Records for the task —
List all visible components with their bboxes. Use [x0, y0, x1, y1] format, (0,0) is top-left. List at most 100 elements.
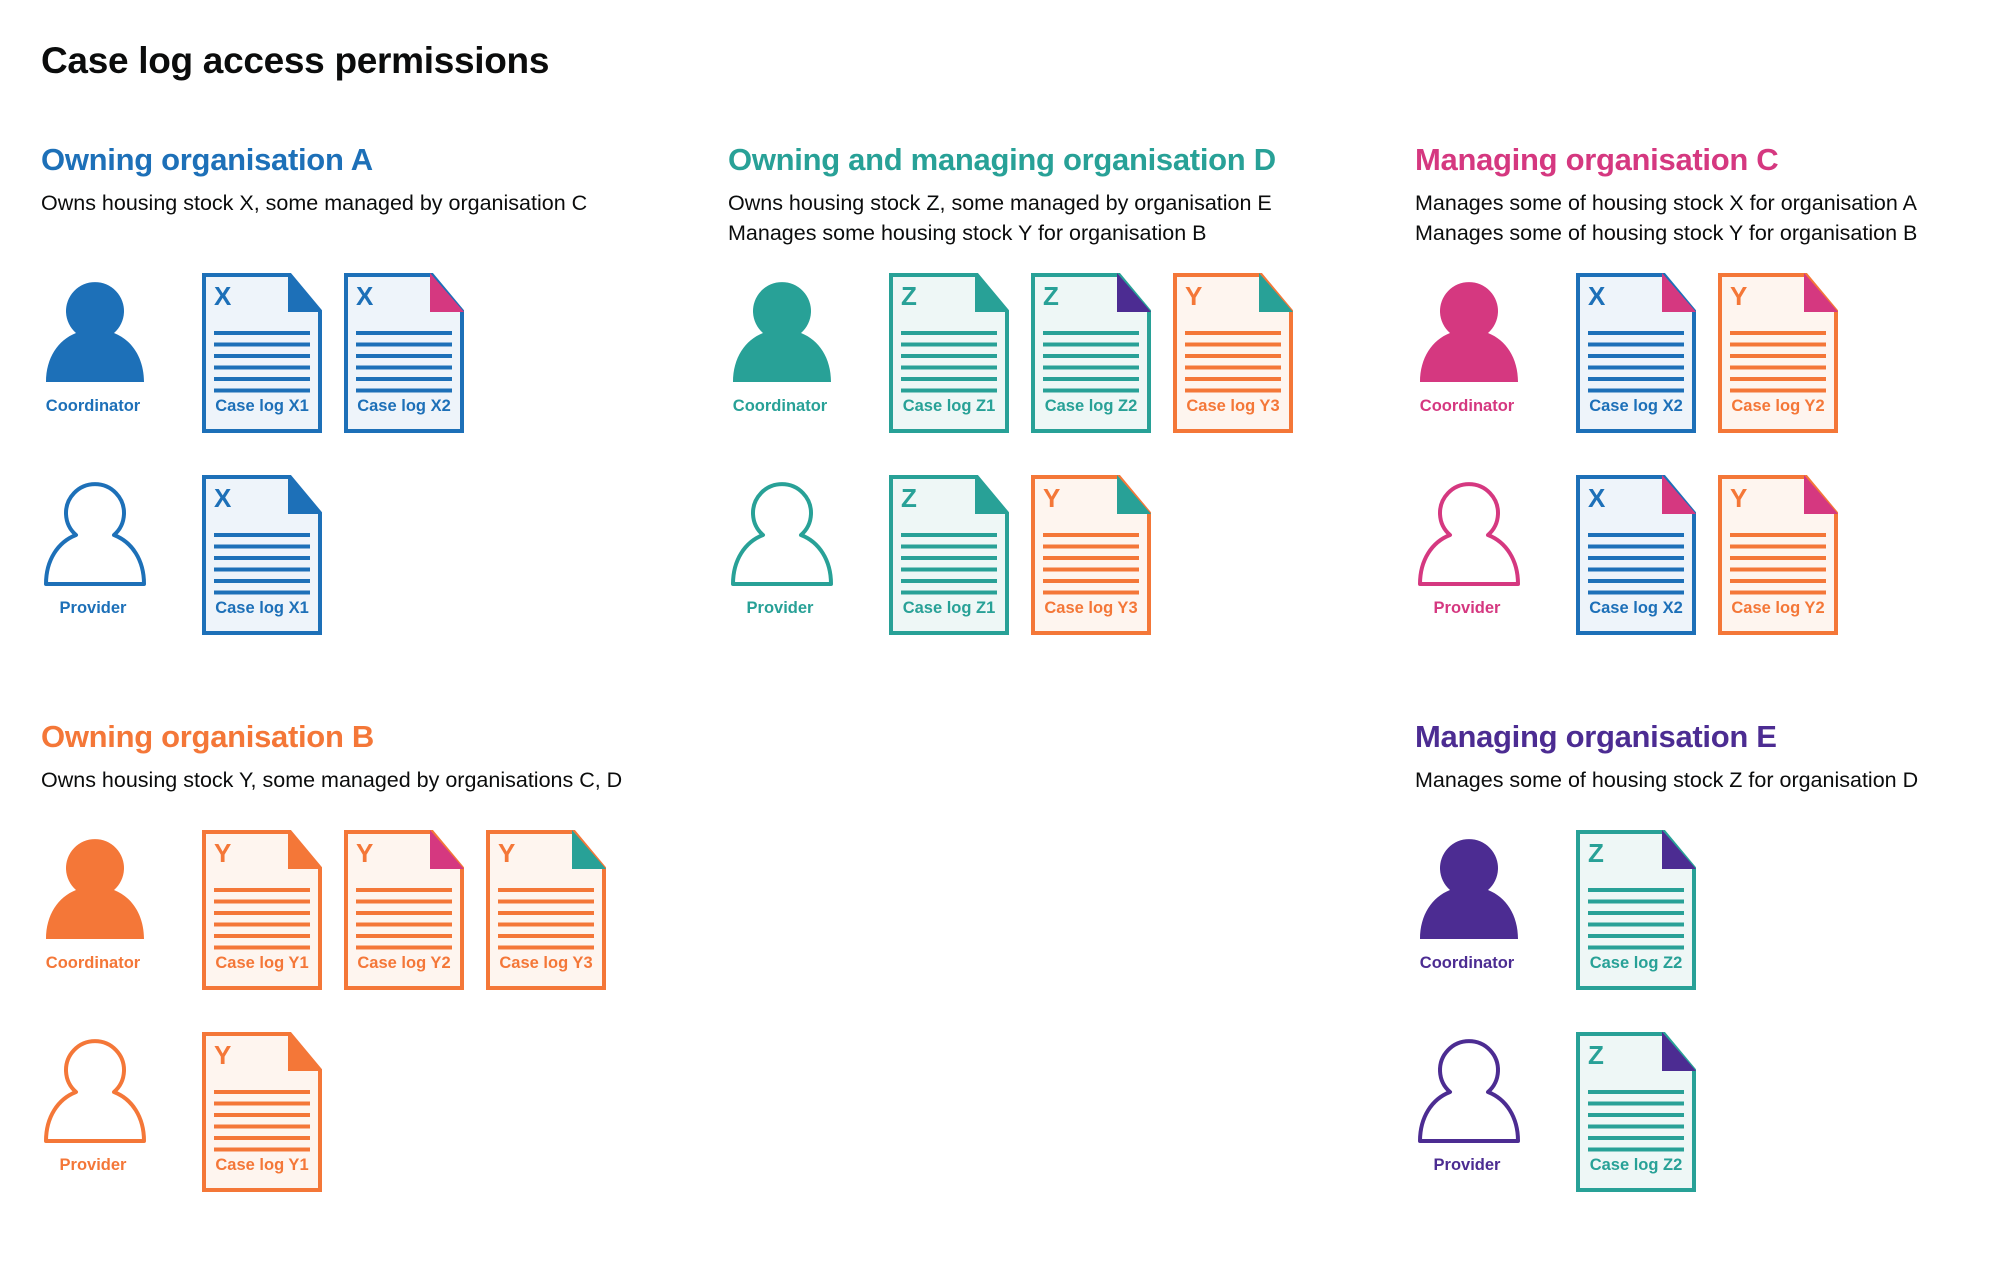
- case-log-document[interactable]: Z Case log Z1: [889, 475, 1009, 635]
- org-section: Owning organisation A Owns housing stock …: [41, 140, 701, 680]
- document-letter: Z: [1043, 281, 1059, 311]
- document-letter: Z: [901, 483, 917, 513]
- document-icon: [202, 830, 322, 990]
- section-title: Managing organisation C: [1415, 142, 1779, 177]
- document-icon: [1173, 273, 1293, 433]
- document-icon: [1576, 475, 1696, 635]
- description-line: Owns housing stock Y, some managed by or…: [41, 768, 623, 792]
- case-log-document[interactable]: Z Case log Z2: [1031, 273, 1151, 433]
- role-label: Provider: [1433, 599, 1501, 617]
- case-log-document[interactable]: Y Case log Y2: [1718, 475, 1838, 635]
- document-icon: [344, 273, 464, 433]
- person-outline-icon: [1418, 1039, 1520, 1143]
- person-outline-icon: [731, 482, 833, 586]
- case-log-document[interactable]: X Case log X2: [1576, 273, 1696, 433]
- section-title: Owning organisation A: [41, 142, 373, 177]
- document-letter: Z: [1588, 838, 1604, 868]
- document-icon: [202, 273, 322, 433]
- role-row: Coordinator Z Case log Z1 Z Case log Z2 Y Case…: [728, 273, 1388, 438]
- case-log-document[interactable]: Z Case log Z2: [1576, 830, 1696, 990]
- description-line: Owns housing stock Z, some managed by or…: [728, 191, 1272, 215]
- case-log-document[interactable]: Y Case log Y3: [486, 830, 606, 990]
- case-log-document[interactable]: X Case log X1: [202, 475, 322, 635]
- role-row: Coordinator Y Case log Y1 Y Case log Y2 Y Case…: [41, 830, 701, 995]
- role-row: Coordinator Z Case log Z2: [1415, 830, 2000, 995]
- role-row: Provider Z Case log Z1 Y Case log Y3: [728, 475, 1388, 640]
- description-line: Manages some of housing stock X for orga…: [1415, 191, 1917, 215]
- description-line: Owns housing stock X, some managed by or…: [41, 191, 588, 215]
- section-title: Owning organisation B: [41, 719, 374, 754]
- role-label: Provider: [59, 599, 127, 617]
- document-letter: Y: [1730, 483, 1748, 513]
- document-icon: [1718, 475, 1838, 635]
- document-letter: X: [1588, 281, 1606, 311]
- case-log-document[interactable]: Y Case log Y3: [1173, 273, 1293, 433]
- document-label: Case log Y1: [215, 954, 309, 972]
- document-label: Case log Z1: [902, 397, 996, 415]
- role-row: Coordinator X Case log X2 Y Case log Y2: [1415, 273, 2000, 438]
- case-log-document[interactable]: Y Case log Y1: [202, 1032, 322, 1192]
- document-letter: Y: [1185, 281, 1203, 311]
- section-description: Owns housing stock Z, some managed by or…: [728, 188, 1272, 248]
- document-letter: X: [356, 281, 374, 311]
- page-title: Case log access permissions: [41, 40, 550, 81]
- person-filled-icon: [733, 282, 831, 382]
- role-row: Provider Y Case log Y1: [41, 1032, 701, 1197]
- section-description: Owns housing stock X, some managed by or…: [41, 188, 587, 218]
- case-log-document[interactable]: Y Case log Y3: [1031, 475, 1151, 635]
- person-filled-icon: [46, 839, 144, 939]
- case-log-document[interactable]: Z Case log Z2: [1576, 1032, 1696, 1192]
- document-letter: X: [1588, 483, 1606, 513]
- document-letter: X: [214, 281, 232, 311]
- description-line: Manages some of housing stock Y for orga…: [1415, 221, 1918, 245]
- case-log-document[interactable]: Z Case log Z1: [889, 273, 1009, 433]
- document-icon: [889, 475, 1009, 635]
- person-filled-icon: [1420, 839, 1518, 939]
- org-section: Owning and managing organisation D Owns h…: [728, 140, 1388, 680]
- document-icon: [1576, 273, 1696, 433]
- description-line: Manages some of housing stock Z for orga…: [1415, 768, 1919, 792]
- document-icon: [344, 830, 464, 990]
- document-label: Case log X2: [1589, 397, 1683, 415]
- role-label: Provider: [59, 1156, 127, 1174]
- document-letter: Y: [356, 838, 374, 868]
- document-label: Case log Z2: [1044, 397, 1138, 415]
- role-label: Coordinator: [45, 954, 141, 972]
- case-log-document[interactable]: X Case log X1: [202, 273, 322, 433]
- person-filled-icon: [46, 282, 144, 382]
- document-label: Case log Y2: [357, 954, 451, 972]
- document-label: Case log Y2: [1731, 599, 1825, 617]
- role-row: Coordinator X Case log X1 X Case log X2: [41, 273, 701, 438]
- document-icon: [202, 1032, 322, 1192]
- org-section: Managing organisation C Manages some of h…: [1415, 140, 2000, 680]
- section-title: Managing organisation E: [1415, 719, 1777, 754]
- document-label: Case log Z2: [1589, 954, 1683, 972]
- document-label: Case log X1: [215, 397, 309, 415]
- case-log-document[interactable]: X Case log X2: [344, 273, 464, 433]
- document-letter: Y: [498, 838, 516, 868]
- case-log-document[interactable]: X Case log X2: [1576, 475, 1696, 635]
- document-icon: [1031, 273, 1151, 433]
- document-label: Case log X2: [357, 397, 451, 415]
- document-icon: [202, 475, 322, 635]
- document-label: Case log Y3: [1044, 599, 1138, 617]
- section-description: Manages some of housing stock X for orga…: [1415, 188, 1917, 248]
- description-line: Manages some housing stock Y for organis…: [728, 221, 1207, 245]
- document-label: Case log Y1: [215, 1156, 309, 1174]
- role-label: Provider: [1433, 1156, 1501, 1174]
- document-label: Case log Y3: [499, 954, 593, 972]
- role-label: Coordinator: [45, 397, 141, 415]
- case-log-document[interactable]: Y Case log Y2: [1718, 273, 1838, 433]
- role-label: Provider: [746, 599, 814, 617]
- role-label: Coordinator: [1419, 954, 1515, 972]
- case-log-document[interactable]: Y Case log Y1: [202, 830, 322, 990]
- role-label: Coordinator: [1419, 397, 1515, 415]
- section-title: Owning and managing organisation D: [728, 142, 1276, 177]
- document-icon: [1576, 1032, 1696, 1192]
- org-section: Managing organisation E Manages some of h…: [1415, 717, 2000, 1257]
- case-log-document[interactable]: Y Case log Y2: [344, 830, 464, 990]
- document-letter: Z: [1588, 1040, 1604, 1070]
- org-section: Owning organisation B Owns housing stock …: [41, 717, 701, 1257]
- person-outline-icon: [44, 482, 146, 586]
- document-letter: Z: [901, 281, 917, 311]
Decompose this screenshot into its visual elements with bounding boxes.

Short task —
Can you rewrite the lines above as a numbered list, skipping any blank lines and leaving the pictures out?

Solution —
1. List all visible components with their bboxes. Use [x0, y0, x1, y1] format, (0,0) is top-left. List at most 100 elements.
2. - case-log-document[interactable]: Z Case log Z1: [889, 475, 1009, 635]
3. - org-section: Owning organisation A Owns housing stock …: [41, 140, 701, 680]
4. - document-letter: Z: [1043, 281, 1059, 311]
5. - document-letter: Z: [901, 483, 917, 513]
6. - document-icon: [202, 830, 322, 990]
7. - section-title: Managing organisation C: [1415, 142, 1779, 177]
8. - document-icon: [1173, 273, 1293, 433]
9. - document-icon: [1576, 475, 1696, 635]
10. - description-line: Owns housing stock Y, some managed by or…: [41, 768, 623, 792]
11. - case-log-document[interactable]: Z Case log Z2: [1031, 273, 1151, 433]
12. - role-label: Provider: [1433, 599, 1501, 617]
13. - case-log-document[interactable]: Y Case log Y2: [1718, 475, 1838, 635]
14. - document-icon: [344, 273, 464, 433]
15. - person-outline-icon: [1418, 1039, 1520, 1143]
16. - person-outline-icon: [731, 482, 833, 586]
17. - case-log-document[interactable]: X Case log X2: [1576, 273, 1696, 433]
18. - section-title: Owning organisation A: [41, 142, 373, 177]
19. - document-letter: Z: [1588, 838, 1604, 868]
20. - document-icon: [202, 273, 322, 433]
21. - role-row: Coordinator Z Case log Z1 Z Case log Z2 Y Case…: [728, 273, 1388, 438]
22. - case-log-document[interactable]: Z Case log Z2: [1576, 830, 1696, 990]
23. - description-line: Owns housing stock Z, some managed by or…: [728, 191, 1272, 215]
24. - case-log-document[interactable]: Y Case log Y3: [486, 830, 606, 990]
25. - case-log-document[interactable]: X Case log X1: [202, 475, 322, 635]
26. - role-row: Coordinator Y Case log Y1 Y Case log Y2 Y Case…: [41, 830, 701, 995]
27. - role-row: Coordinator Z Case log Z2: [1415, 830, 2000, 995]
28. - role-row: Provider Z Case log Z1 Y Case log Y3: [728, 475, 1388, 640]
29. - description-line: Manages some of housing stock X for orga…: [1415, 191, 1917, 215]
30. - description-line: Owns housing stock X, some managed by or…: [41, 191, 588, 215]
31. - section-title: Owning organisation B: [41, 719, 374, 754]
32. - role-label: Provider: [59, 599, 127, 617]
33. - document-letter: Y: [1730, 483, 1748, 513]
34. - document-icon: [1718, 475, 1838, 635]
35. - document-letter: X: [1588, 281, 1606, 311]
36. - case-log-document[interactable]: Y Case log Y3: [1173, 273, 1293, 433]
37. - document-label: Case log Y1: [215, 954, 309, 972]
38. - document-label: Case log Z1: [902, 397, 996, 415]
39. - role-row: Coordinator X Case log X2 Y Case log Y2: [1415, 273, 2000, 438]
40. - case-log-document[interactable]: Y Case log Y1: [202, 1032, 322, 1192]
41. - document-letter: Y: [1185, 281, 1203, 311]
42. - section-description: Owns housing stock Z, some managed by or…: [728, 188, 1272, 248]
43. - document-letter: X: [356, 281, 374, 311]
44. - page-title: Case log access permissions: [41, 40, 550, 81]
45. - person-filled-icon: [733, 282, 831, 382]
46. - role-row: Provider Y Case log Y1: [41, 1032, 701, 1197]
47. - section-description: Owns housing stock X, some managed by or…: [41, 188, 587, 218]
48. - case-log-document[interactable]: Y Case log Y3: [1031, 475, 1151, 635]
49. - person-filled-icon: [46, 839, 144, 939]
50. - case-log-document[interactable]: Z Case log Z2: [1576, 1032, 1696, 1192]
51. - document-letter: X: [1588, 483, 1606, 513]
52. - document-letter: X: [214, 281, 232, 311]
53. - description-line: Manages some of housing stock Y for orga…: [1415, 221, 1918, 245]
54. - case-log-document[interactable]: Z Case log Z1: [889, 273, 1009, 433]
55. - document-icon: [889, 475, 1009, 635]
56. - person-filled-icon: [1420, 839, 1518, 939]
57. - org-section: Owning and managing organisation D Owns h…: [728, 140, 1388, 680]
58. - document-icon: [1576, 273, 1696, 433]
59. - description-line: Manages some of housing stock Z for orga…: [1415, 768, 1919, 792]
60. - document-icon: [344, 830, 464, 990]
61. - document-label: Case log X2: [1589, 397, 1683, 415]
62. - role-label: Provider: [59, 1156, 127, 1174]
63. - document-letter: Y: [356, 838, 374, 868]
64. - document-label: Case log Z2: [1044, 397, 1138, 415]
65. - role-label: Coordinator: [45, 954, 141, 972]
66. - case-log-document[interactable]: X Case log X1: [202, 273, 322, 433]
67. - person-filled-icon: [46, 282, 144, 382]
68. - document-label: Case log Y2: [357, 954, 451, 972]
69. - document-label: Case log Y2: [1731, 599, 1825, 617]
70. - role-row: Coordinator X Case log X1 X Case log X2: [41, 273, 701, 438]
71. - document-icon: [202, 1032, 322, 1192]
72. - org-section: Managing organisation C Manages some of h…: [1415, 140, 2000, 680]
73. - section-title: Managing organisation E: [1415, 719, 1777, 754]
74. - document-label: Case log Z2: [1589, 954, 1683, 972]
75. - document-label: Case log X1: [215, 397, 309, 415]
76. - case-log-document[interactable]: X Case log X2: [344, 273, 464, 433]
77. - document-letter: Y: [498, 838, 516, 868]
78. - case-log-document[interactable]: X Case log X2: [1576, 475, 1696, 635]
79. - document-icon: [1031, 273, 1151, 433]
80. - document-label: Case log X2: [357, 397, 451, 415]
81. - document-icon: [202, 475, 322, 635]
82. - document-label: Case log Y3: [1044, 599, 1138, 617]
83. - section-description: Manages some of housing stock X for orga…: [1415, 188, 1917, 248]
84. - description-line: Manages some housing stock Y for organis…: [728, 221, 1207, 245]
85. - document-label: Case log Y1: [215, 1156, 309, 1174]
86. - role-label: Provider: [1433, 1156, 1501, 1174]
87. - document-label: Case log Y3: [499, 954, 593, 972]
88. - role-label: Coordinator: [45, 397, 141, 415]
89. - case-log-document[interactable]: Y Case log Y2: [1718, 273, 1838, 433]
90. - role-label: Provider: [746, 599, 814, 617]
91. - role-label: Coordinator: [1419, 954, 1515, 972]
92. - case-log-document[interactable]: Y Case log Y1: [202, 830, 322, 990]
93. - role-label: Coordinator: [1419, 397, 1515, 415]
94. - section-title: Owning and managing organisation D: [728, 142, 1276, 177]
95. - document-icon: [1576, 1032, 1696, 1192]
96. - org-section: Managing organisation E Manages some of h…: [1415, 717, 2000, 1257]
97. - case-log-document[interactable]: Y Case log Y2: [344, 830, 464, 990]
98. - document-letter: Z: [1588, 1040, 1604, 1070]
99. - org-section: Owning organisation B Owns housing stock …: [41, 717, 701, 1257]
100. - person-outline-icon: [44, 482, 146, 586]
101. - document-letter: Z: [901, 281, 917, 311]
102. Decompose this screenshot into its visual elements with bounding boxes.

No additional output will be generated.